==== Given entries
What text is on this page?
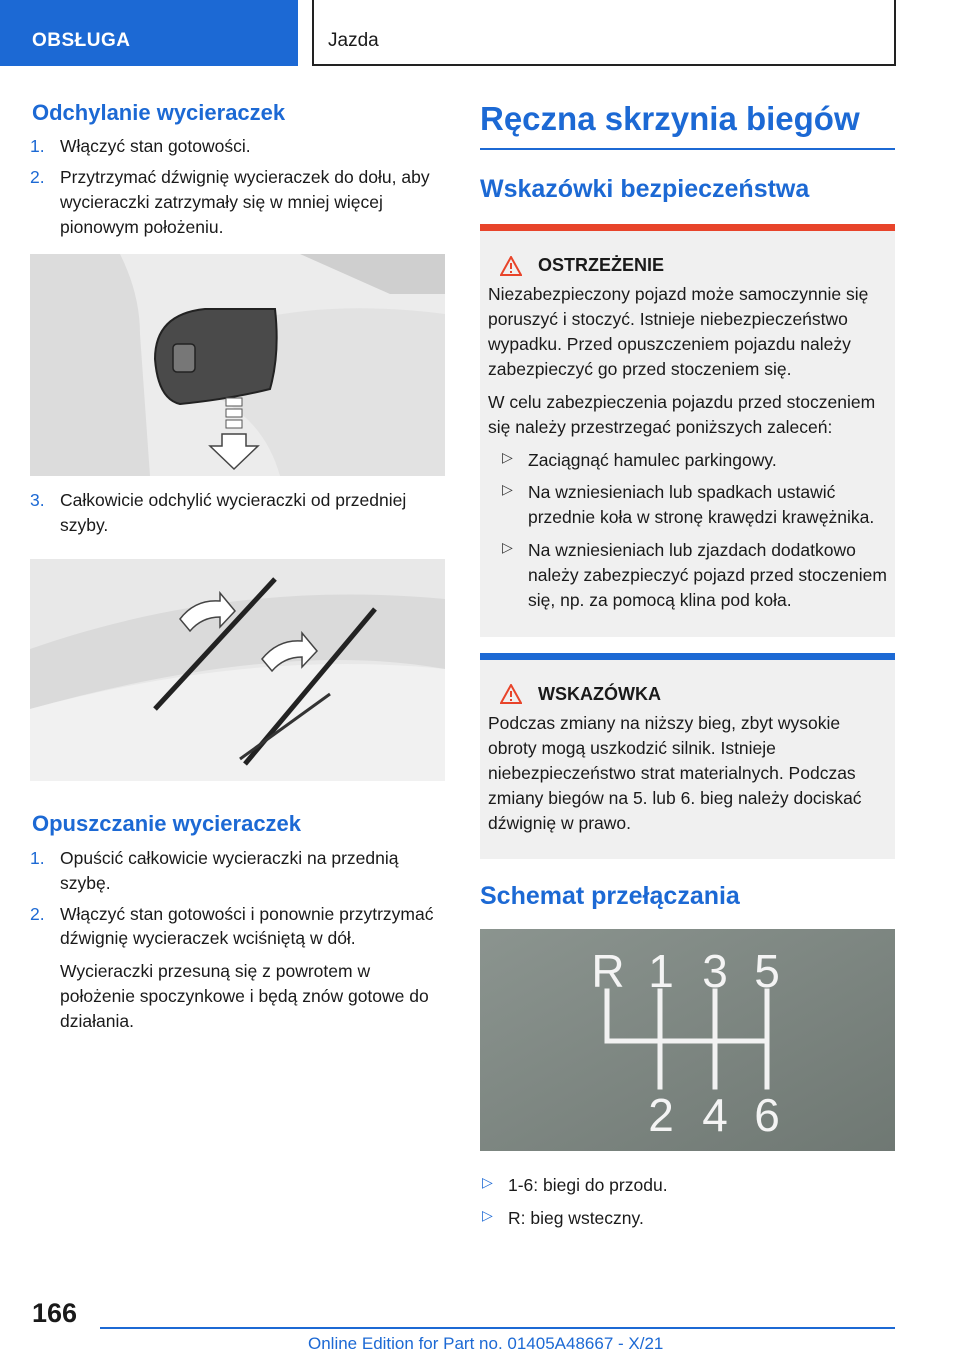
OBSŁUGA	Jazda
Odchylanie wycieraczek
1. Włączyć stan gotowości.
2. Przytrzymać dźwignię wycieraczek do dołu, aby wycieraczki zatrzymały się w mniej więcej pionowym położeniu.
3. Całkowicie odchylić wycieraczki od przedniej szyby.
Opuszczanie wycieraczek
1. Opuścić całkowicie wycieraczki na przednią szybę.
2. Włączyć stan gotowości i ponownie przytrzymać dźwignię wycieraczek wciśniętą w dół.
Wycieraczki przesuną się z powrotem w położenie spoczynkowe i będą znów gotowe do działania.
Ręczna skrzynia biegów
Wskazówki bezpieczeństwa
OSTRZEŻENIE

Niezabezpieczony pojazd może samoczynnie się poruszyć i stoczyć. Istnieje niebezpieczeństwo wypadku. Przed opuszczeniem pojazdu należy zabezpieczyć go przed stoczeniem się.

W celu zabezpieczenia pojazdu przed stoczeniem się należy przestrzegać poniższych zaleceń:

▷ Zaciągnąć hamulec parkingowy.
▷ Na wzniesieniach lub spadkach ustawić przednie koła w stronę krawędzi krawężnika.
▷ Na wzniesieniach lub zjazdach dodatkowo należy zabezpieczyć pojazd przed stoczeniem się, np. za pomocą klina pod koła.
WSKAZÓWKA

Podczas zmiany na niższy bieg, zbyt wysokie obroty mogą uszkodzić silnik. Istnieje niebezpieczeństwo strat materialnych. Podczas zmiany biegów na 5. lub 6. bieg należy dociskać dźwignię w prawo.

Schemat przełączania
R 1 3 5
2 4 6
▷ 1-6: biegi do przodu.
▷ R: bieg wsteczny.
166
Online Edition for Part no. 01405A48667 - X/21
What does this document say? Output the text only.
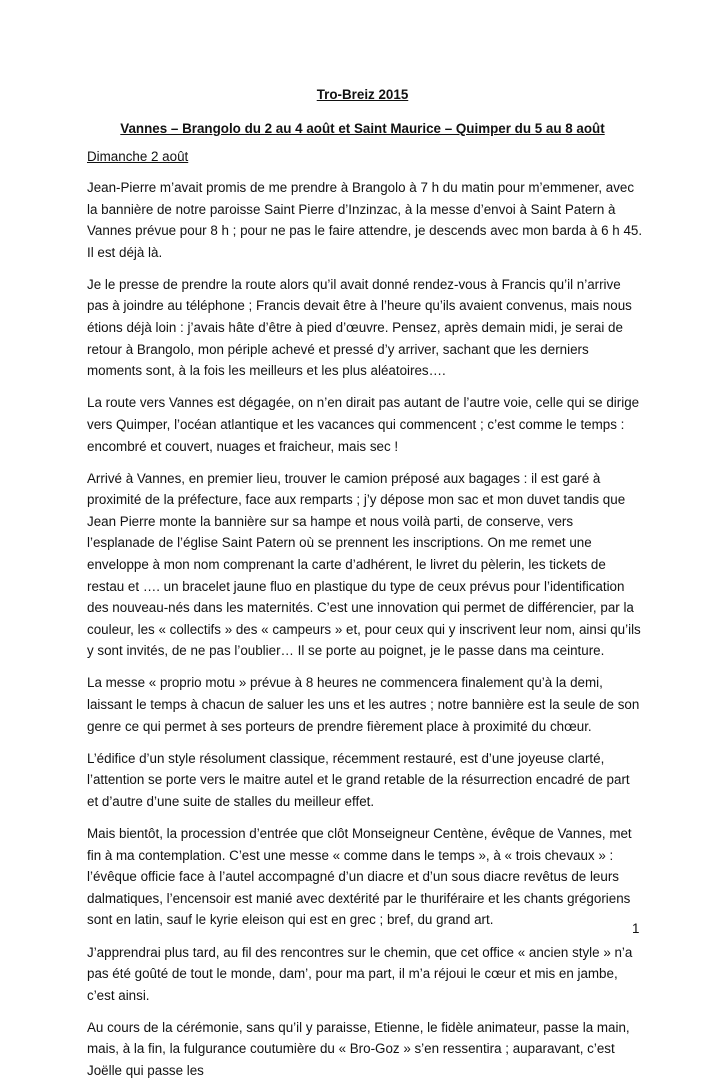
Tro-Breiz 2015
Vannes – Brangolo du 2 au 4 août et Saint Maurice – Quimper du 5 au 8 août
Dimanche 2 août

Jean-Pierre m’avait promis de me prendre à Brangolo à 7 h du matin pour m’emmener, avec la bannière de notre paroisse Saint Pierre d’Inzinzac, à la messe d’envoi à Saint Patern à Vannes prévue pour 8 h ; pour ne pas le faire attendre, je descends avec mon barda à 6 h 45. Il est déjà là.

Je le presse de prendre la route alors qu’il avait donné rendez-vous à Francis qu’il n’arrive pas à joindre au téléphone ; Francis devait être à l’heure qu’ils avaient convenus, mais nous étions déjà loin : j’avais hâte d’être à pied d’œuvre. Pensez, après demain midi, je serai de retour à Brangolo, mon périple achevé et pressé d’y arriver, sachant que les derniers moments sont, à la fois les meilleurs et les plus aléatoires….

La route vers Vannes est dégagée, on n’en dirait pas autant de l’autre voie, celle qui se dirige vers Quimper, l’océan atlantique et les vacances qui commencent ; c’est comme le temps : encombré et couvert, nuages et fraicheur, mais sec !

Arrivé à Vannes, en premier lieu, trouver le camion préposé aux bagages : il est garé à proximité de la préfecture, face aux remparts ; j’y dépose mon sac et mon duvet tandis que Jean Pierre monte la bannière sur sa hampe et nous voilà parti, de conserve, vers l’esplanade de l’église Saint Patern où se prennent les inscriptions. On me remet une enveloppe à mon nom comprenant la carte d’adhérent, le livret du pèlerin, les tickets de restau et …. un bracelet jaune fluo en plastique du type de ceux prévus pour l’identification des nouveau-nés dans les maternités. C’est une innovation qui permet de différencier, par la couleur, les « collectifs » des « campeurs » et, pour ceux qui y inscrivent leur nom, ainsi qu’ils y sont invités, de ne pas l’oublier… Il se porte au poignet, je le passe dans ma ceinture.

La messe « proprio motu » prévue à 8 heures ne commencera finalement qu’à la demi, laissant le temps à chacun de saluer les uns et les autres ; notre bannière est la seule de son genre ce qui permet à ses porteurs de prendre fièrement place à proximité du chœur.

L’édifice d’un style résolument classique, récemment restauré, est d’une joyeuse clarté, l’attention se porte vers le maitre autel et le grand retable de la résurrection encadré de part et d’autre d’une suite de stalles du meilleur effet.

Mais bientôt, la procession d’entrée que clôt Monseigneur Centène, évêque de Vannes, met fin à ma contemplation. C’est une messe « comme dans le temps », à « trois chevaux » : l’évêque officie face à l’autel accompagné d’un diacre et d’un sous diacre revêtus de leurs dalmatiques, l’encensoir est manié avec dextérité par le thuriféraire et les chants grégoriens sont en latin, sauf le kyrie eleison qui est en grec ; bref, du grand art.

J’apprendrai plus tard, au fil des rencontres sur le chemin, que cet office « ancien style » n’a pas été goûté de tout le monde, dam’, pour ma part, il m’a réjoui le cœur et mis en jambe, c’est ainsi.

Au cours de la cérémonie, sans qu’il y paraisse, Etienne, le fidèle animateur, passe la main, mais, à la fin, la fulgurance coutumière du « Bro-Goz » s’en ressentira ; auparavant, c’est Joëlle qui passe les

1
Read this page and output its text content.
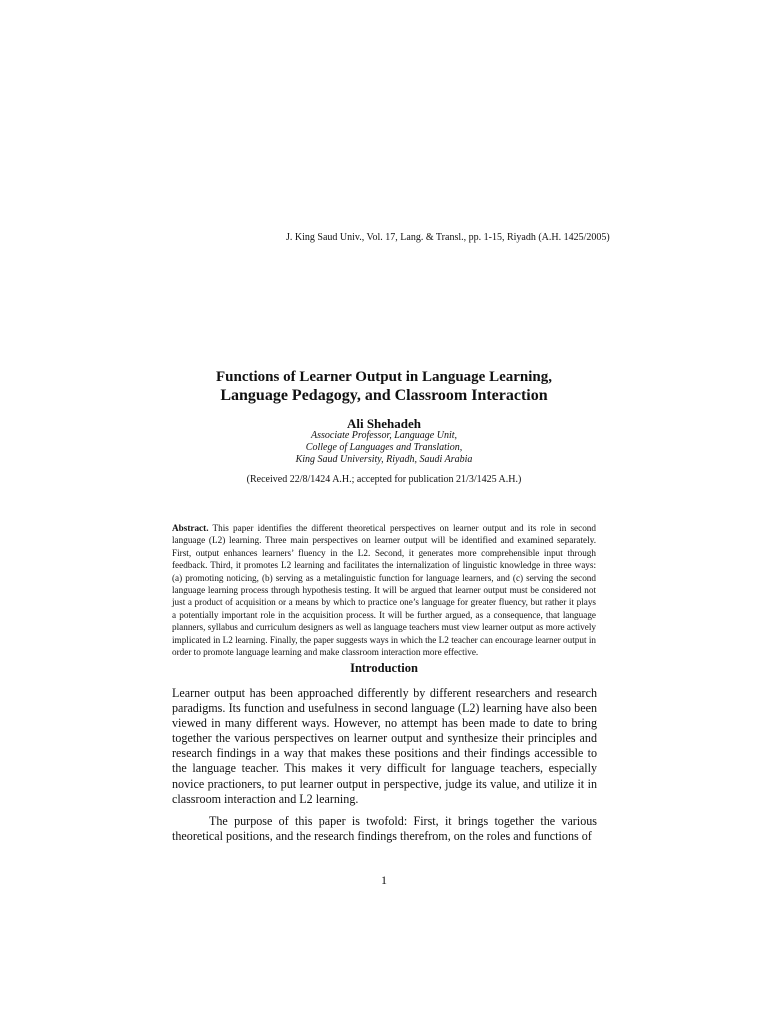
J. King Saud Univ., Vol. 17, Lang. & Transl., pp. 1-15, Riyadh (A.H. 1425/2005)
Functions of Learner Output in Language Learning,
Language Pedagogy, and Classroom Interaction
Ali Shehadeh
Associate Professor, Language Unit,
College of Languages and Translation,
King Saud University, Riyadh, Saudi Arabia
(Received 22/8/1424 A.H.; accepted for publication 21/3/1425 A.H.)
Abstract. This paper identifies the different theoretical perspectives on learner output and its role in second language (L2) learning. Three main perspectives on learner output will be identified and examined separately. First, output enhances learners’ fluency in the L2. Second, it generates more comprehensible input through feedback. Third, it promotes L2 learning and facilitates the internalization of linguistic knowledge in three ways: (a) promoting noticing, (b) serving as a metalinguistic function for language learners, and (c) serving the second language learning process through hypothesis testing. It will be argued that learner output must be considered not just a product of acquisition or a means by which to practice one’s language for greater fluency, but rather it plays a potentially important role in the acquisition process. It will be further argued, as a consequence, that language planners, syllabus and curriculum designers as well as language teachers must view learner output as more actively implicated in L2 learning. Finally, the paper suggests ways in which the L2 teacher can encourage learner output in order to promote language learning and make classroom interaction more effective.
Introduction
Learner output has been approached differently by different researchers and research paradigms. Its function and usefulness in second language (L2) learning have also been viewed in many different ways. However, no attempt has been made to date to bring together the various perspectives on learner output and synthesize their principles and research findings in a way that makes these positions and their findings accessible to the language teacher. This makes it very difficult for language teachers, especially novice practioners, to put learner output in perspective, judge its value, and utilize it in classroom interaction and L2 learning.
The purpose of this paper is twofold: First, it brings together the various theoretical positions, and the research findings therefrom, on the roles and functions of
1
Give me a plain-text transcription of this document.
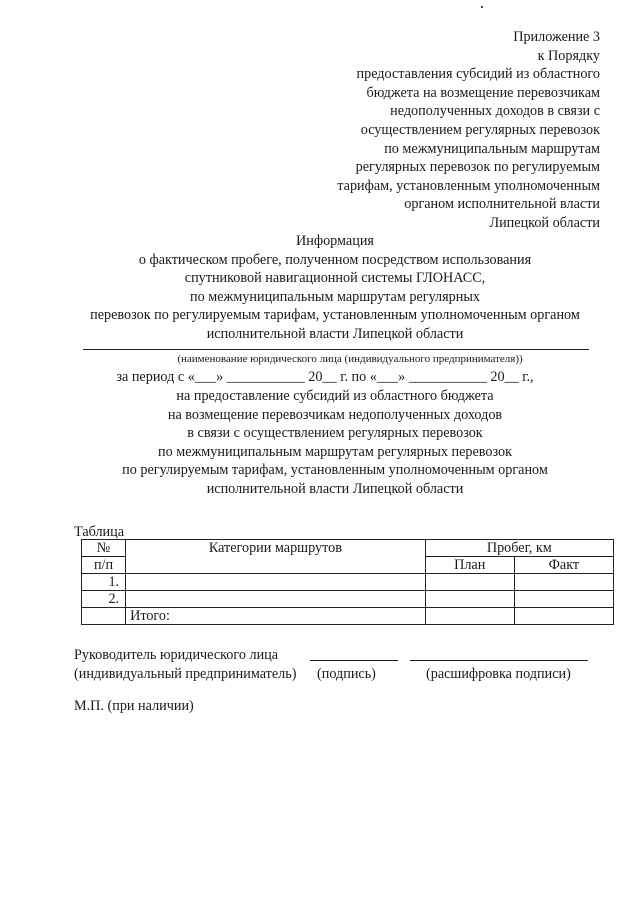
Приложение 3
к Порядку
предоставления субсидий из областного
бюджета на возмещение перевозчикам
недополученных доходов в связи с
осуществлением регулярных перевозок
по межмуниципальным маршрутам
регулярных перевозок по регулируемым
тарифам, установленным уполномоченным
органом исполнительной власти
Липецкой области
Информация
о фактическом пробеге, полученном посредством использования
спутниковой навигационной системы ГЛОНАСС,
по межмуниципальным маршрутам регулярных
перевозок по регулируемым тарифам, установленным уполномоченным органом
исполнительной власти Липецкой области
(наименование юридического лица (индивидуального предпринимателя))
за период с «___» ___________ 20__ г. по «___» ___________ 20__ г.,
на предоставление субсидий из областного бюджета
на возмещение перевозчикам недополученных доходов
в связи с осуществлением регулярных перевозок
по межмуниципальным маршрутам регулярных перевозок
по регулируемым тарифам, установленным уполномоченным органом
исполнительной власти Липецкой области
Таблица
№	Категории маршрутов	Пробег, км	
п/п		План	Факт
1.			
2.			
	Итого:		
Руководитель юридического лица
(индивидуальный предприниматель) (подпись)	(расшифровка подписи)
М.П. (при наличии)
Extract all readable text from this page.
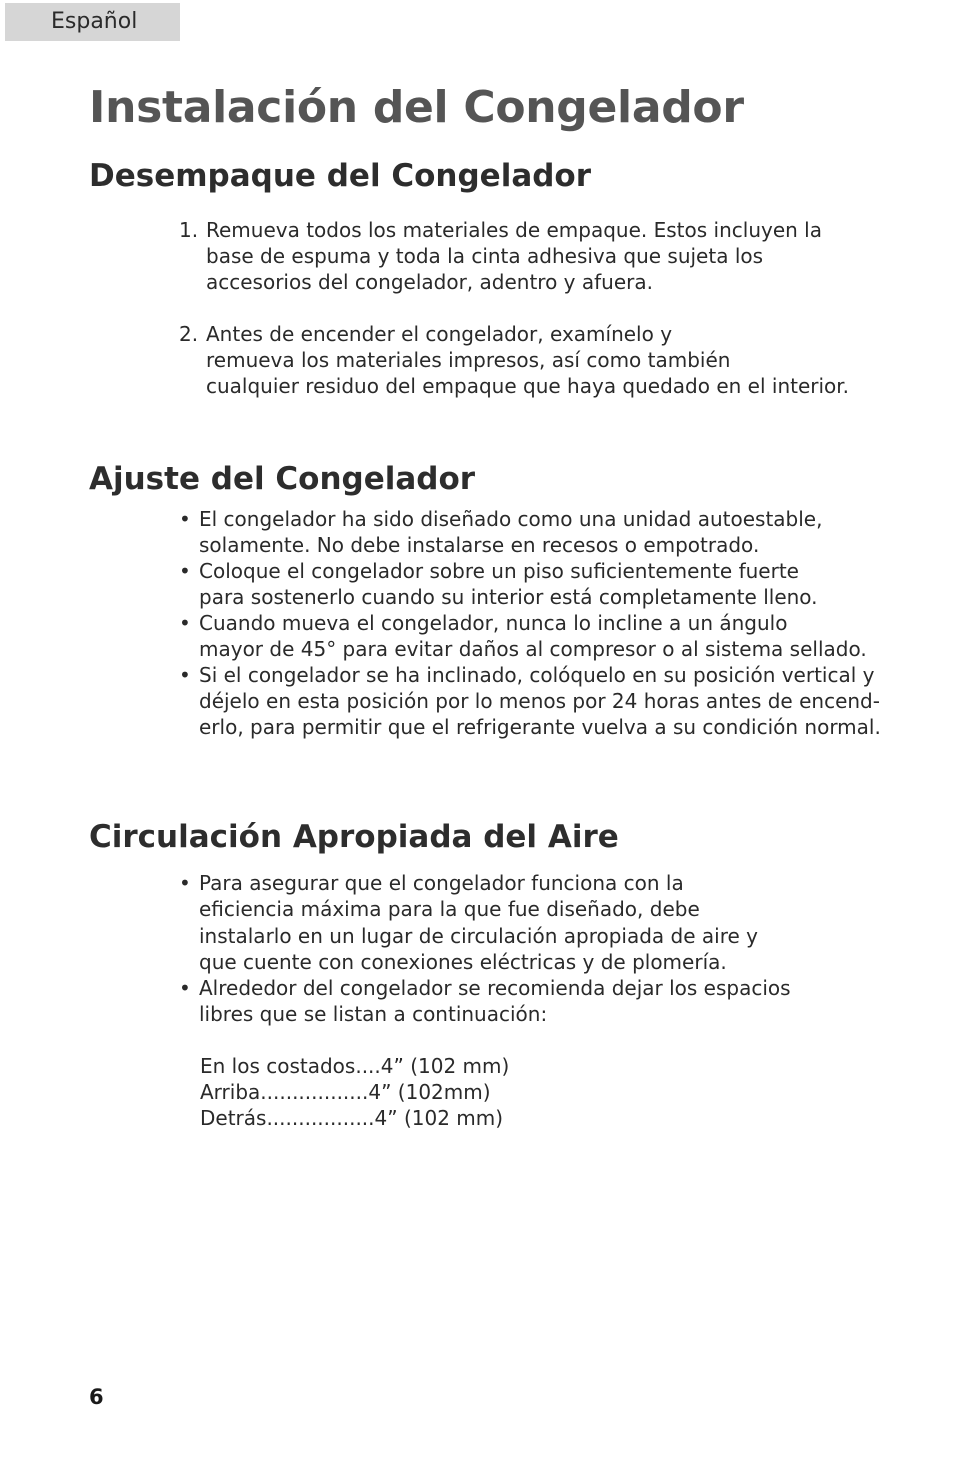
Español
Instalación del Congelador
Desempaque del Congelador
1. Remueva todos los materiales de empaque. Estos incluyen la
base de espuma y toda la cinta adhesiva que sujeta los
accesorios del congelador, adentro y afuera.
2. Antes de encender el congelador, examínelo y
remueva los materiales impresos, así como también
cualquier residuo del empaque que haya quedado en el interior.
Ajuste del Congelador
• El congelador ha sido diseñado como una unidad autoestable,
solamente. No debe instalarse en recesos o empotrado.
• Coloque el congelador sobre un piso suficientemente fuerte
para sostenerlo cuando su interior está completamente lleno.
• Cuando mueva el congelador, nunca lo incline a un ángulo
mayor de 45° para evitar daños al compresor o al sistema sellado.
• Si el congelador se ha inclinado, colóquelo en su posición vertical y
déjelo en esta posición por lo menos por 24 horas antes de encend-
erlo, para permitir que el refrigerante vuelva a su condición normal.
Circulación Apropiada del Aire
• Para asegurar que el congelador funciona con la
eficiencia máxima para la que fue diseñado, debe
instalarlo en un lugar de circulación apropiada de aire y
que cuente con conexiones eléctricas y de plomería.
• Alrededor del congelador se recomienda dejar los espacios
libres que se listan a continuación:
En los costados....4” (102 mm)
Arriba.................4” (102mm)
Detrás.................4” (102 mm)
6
========
Stated task: State the count of lines in the data holding the word "temps", adding nothing to it.

Response: 3